TEXT PROVIDED:
--

No good deed goes unpunished

I got promoted to a new position that was just created for me. My old entry level role has been completely repurposed to a different role, and my new role is basically a continuation of my old job plus a few extra duties (I handle inbound sales now for example). How do I add this information to my resume? I've been at my new role for about 2 months, but I've had my old role for about a year.

CarForumPoster
Jun 26, 2013

⚡POWER⚡

Bioshuffle posted:

I got promoted to a new position that was just created for me. My old entry level role has been completely repurposed to a different role, and my new role is basically a continuation of my old job plus a few extra duties (I handle inbound sales now for example). How do I add this information to my resume? I've been at my new role for about 2 months, but I've had my old role for about a year.

I like
Company A [start-end date], larger font
Current title [start to end]
Old Title [start to end]

Lockback
Sep 3, 2006

All days are nights to see till I see thee; and nights bright days when dreams do show me thee.

Bioshuffle posted:

I got promoted to a new position that was just created for me. My old entry level role has been completely repurposed to a different role, and my new role is basically a continuation of my old job plus a few extra duties (I handle inbound sales now for example). How do I add this information to my resume? I've been at my new role for about 2 months, but I've had my old role for about a year.

Just show it the same as a straight promotion and articulate the new duties in particular. You can get into the finer details in an interview.

Your resume should really be more oriented to accomplishments and less about describing the role anyway.

Arquinsiel
Jun 1, 2006

"There is no such thing as society. There are individual men and women, and there are families. And no government can do anything except through people, and people must look to themselves first."

God Bless Margaret Thatcher
God Bless England
RIP My Iron Lady
I'd just list it as the higher role and if people query the lack of entry level experience in an interview you explain it as you did here: "They hired me for <role> but realised after <time> that they actually needed <role++> and since I was handling that great they decided to just promote me in-place and hire a new junior for <role>".

Lockback
Sep 3, 2006

All days are nights to see till I see thee; and nights bright days when dreams do show me thee.

Arquinsiel posted:

I'd just list it as the higher role and if people query the lack of entry level experience in an interview you explain it as you did here: "They hired me for <role> but realised after <time> that they actually needed <role++> and since I was handling that great they decided to just promote me in-place and hire a new junior for <role>".

Counter to that is showing promotions within an organization is a positive. It looks better if I see you got promoted 1-2 times in 5 years vs just stayed at the same title

KYOON GRIFFEY JR
Apr 12, 2010



Runner-up, TRP Sack Race 2021/22
Yeah always show progressive growth on the resume if you can.

Raenir Salazar
Nov 5, 2010

College Slice

Chainclaw posted:

The portfolio is going to be much more important there, and getting someone to look at your resume in the first place. The game industry gets flooded with applicants, especially for artist roles.

--

EXTRACTED INFORMATION:
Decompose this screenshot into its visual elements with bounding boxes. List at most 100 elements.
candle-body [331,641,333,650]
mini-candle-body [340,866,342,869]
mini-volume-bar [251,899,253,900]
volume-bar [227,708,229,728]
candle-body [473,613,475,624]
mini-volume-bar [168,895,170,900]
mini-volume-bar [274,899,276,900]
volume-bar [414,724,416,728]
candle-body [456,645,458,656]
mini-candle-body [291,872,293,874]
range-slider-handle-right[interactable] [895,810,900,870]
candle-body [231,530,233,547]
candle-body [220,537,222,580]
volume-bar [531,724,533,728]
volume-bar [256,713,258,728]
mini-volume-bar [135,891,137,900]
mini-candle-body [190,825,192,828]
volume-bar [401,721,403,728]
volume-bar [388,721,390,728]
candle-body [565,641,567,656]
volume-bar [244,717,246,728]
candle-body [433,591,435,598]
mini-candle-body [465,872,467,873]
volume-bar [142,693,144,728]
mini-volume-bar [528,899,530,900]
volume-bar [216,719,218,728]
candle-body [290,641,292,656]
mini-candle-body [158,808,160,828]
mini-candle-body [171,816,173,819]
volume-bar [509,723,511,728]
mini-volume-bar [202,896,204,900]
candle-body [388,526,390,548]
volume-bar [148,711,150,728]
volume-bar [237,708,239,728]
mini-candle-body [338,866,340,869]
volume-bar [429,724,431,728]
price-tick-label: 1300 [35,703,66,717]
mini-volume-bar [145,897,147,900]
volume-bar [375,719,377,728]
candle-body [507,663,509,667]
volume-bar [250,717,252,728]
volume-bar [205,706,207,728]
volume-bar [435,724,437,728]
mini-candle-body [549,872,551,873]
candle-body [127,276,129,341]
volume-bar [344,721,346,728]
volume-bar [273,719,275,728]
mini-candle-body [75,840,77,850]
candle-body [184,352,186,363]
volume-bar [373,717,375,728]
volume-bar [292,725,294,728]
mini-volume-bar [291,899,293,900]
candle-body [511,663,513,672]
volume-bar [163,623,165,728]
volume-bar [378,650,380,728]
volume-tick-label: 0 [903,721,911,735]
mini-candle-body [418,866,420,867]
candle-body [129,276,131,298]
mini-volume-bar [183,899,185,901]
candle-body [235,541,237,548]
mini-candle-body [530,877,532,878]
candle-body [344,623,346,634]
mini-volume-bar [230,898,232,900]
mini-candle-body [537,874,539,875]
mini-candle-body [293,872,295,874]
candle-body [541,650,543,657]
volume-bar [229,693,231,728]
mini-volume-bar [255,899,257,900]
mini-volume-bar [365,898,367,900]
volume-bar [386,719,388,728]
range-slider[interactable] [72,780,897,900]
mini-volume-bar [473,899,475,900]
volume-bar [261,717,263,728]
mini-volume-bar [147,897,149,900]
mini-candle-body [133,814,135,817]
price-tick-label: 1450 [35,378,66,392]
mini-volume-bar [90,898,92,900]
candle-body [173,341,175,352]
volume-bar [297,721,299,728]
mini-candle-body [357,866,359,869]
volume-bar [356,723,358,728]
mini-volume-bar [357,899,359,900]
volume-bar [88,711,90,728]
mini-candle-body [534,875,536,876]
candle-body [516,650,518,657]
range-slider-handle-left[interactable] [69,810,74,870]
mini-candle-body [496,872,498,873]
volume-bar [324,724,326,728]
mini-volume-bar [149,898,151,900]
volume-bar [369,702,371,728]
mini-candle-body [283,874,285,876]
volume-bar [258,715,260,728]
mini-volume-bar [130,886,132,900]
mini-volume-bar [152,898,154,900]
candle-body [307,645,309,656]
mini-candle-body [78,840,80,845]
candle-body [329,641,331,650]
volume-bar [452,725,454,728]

--

TASK TO CARRY OUT:
Extend the forum thread about listing an in-place promotion on a resume, starting right after its final sentence.

WRITTEN ANSWER:
For bigger game studios, most places do the same first pass of automated and then HR person who knows basically nothing about the role besides the job listing of filtering on resumes. This matches basically any other job, and general resume writing rules apply.

For indie and small scale professional studios, it's often going to be more about knowing people there already. For roles at those studios, a strong twitter, instagram, and other social media presence can go a long way. Local meetups can also be really helpful here, talk to people to find out about job openings before they open, find people who really want those $1,000 to $5,000 referral bonuses.

Breaking into games it's really going to be a numbers game. Before I got my first job in games in 2005, I spent 2004 applying to probably something like 50 studios a month, and it took me roughly 10 months to get a job in games doing that. I had set my goal that year to 100 job search related things, so initial application, phone screen, interview, etc counted toward that goal of 100.

I know you said you wanted resume advice here, but the resume almost doesn't matter for that role, it's really the portfolio that matters.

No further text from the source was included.